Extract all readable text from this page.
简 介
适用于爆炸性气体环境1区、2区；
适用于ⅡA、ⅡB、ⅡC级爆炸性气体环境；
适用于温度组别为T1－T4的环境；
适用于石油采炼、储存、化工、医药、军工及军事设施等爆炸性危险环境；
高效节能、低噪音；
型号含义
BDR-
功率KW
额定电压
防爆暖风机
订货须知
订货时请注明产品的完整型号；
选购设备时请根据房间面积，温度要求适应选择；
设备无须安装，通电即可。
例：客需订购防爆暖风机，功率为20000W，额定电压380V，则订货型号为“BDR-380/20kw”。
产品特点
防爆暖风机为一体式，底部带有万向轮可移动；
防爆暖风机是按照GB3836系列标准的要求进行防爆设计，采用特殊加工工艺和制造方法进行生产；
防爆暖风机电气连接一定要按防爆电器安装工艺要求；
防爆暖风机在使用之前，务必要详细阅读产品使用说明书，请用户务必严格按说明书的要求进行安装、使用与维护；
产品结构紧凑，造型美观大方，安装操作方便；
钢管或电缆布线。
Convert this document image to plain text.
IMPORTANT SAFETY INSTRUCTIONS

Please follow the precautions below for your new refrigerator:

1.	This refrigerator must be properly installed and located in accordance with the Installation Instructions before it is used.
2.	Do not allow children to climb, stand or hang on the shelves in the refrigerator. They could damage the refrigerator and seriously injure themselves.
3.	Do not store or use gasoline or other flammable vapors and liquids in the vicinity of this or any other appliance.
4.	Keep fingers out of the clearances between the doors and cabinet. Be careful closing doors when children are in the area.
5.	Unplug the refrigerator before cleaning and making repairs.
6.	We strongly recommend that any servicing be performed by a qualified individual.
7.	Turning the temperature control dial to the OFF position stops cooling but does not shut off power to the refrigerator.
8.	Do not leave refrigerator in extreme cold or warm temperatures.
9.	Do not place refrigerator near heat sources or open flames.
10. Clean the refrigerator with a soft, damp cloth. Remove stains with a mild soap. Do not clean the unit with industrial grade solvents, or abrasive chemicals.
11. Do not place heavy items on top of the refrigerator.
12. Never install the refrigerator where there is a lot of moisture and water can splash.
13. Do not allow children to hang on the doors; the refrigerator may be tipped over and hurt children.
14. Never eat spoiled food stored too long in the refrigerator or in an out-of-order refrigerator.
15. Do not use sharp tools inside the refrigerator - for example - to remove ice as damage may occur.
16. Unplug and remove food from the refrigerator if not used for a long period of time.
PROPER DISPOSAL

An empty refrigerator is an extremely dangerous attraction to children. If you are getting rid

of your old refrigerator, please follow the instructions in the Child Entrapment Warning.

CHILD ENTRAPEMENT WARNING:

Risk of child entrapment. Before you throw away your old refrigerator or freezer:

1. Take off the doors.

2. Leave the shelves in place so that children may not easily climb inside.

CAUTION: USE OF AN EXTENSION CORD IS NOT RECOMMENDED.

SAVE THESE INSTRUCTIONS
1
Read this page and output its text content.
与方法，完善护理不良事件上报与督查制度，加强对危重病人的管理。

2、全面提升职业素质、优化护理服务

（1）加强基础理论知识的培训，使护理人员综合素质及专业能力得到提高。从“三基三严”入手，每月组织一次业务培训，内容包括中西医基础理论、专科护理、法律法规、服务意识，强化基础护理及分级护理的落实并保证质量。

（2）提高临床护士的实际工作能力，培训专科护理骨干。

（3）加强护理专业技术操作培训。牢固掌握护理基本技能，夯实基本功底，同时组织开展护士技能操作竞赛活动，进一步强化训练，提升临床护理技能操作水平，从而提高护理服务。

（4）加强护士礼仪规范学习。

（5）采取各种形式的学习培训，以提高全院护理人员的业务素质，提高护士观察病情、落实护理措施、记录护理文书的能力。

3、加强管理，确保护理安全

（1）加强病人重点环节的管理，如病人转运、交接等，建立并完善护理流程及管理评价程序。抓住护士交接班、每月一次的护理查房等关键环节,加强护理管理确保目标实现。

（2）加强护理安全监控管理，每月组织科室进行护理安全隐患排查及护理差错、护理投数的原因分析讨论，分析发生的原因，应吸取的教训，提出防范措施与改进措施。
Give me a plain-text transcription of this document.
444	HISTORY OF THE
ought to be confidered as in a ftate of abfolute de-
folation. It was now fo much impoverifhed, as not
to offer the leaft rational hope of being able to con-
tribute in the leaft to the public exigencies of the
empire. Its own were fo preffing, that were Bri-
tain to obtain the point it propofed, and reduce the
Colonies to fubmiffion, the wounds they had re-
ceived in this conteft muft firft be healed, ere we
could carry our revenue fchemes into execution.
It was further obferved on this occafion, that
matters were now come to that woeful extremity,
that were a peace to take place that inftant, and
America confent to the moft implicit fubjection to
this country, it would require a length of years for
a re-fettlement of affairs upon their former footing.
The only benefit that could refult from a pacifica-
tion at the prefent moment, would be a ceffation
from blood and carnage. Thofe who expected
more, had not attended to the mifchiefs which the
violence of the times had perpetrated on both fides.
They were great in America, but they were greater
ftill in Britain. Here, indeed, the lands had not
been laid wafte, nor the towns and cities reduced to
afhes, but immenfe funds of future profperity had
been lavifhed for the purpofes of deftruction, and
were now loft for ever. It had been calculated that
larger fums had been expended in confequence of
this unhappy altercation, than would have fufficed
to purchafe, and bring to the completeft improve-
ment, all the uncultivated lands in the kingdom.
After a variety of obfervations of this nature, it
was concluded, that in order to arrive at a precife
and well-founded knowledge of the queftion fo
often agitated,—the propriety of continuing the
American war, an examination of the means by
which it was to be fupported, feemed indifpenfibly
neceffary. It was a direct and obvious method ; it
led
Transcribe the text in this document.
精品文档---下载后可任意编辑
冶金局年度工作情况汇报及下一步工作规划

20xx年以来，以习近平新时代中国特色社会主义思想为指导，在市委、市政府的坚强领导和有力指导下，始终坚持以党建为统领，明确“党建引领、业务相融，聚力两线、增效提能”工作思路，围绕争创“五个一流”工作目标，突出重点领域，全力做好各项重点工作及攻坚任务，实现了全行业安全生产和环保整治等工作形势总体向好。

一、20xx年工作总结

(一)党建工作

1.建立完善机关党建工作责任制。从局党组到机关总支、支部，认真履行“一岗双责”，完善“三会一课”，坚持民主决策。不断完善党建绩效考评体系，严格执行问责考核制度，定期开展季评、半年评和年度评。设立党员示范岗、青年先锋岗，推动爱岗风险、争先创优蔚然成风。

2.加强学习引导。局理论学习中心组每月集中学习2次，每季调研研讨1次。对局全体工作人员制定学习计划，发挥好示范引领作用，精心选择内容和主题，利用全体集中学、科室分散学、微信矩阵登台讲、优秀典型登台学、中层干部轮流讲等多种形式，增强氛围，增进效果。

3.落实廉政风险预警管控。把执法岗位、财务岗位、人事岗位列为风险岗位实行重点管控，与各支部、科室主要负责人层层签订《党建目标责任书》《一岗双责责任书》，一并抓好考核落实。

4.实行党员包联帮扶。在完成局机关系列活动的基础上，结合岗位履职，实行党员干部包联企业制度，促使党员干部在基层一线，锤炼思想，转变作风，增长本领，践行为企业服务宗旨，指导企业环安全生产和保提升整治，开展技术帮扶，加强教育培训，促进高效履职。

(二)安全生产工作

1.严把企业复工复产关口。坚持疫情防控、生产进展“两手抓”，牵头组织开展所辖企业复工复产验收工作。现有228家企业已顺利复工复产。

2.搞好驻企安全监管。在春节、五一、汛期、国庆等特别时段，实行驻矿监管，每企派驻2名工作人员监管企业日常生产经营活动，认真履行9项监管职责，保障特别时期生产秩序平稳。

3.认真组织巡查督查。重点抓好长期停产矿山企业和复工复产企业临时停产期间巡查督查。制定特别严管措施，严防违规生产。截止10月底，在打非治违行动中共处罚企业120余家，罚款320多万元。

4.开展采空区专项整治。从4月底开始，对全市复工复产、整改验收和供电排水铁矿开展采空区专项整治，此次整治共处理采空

★ ★ ★ ★

# What to work on
Report how many lines of the listing hold the word "food", with nothing but the number.

# Response to the task
2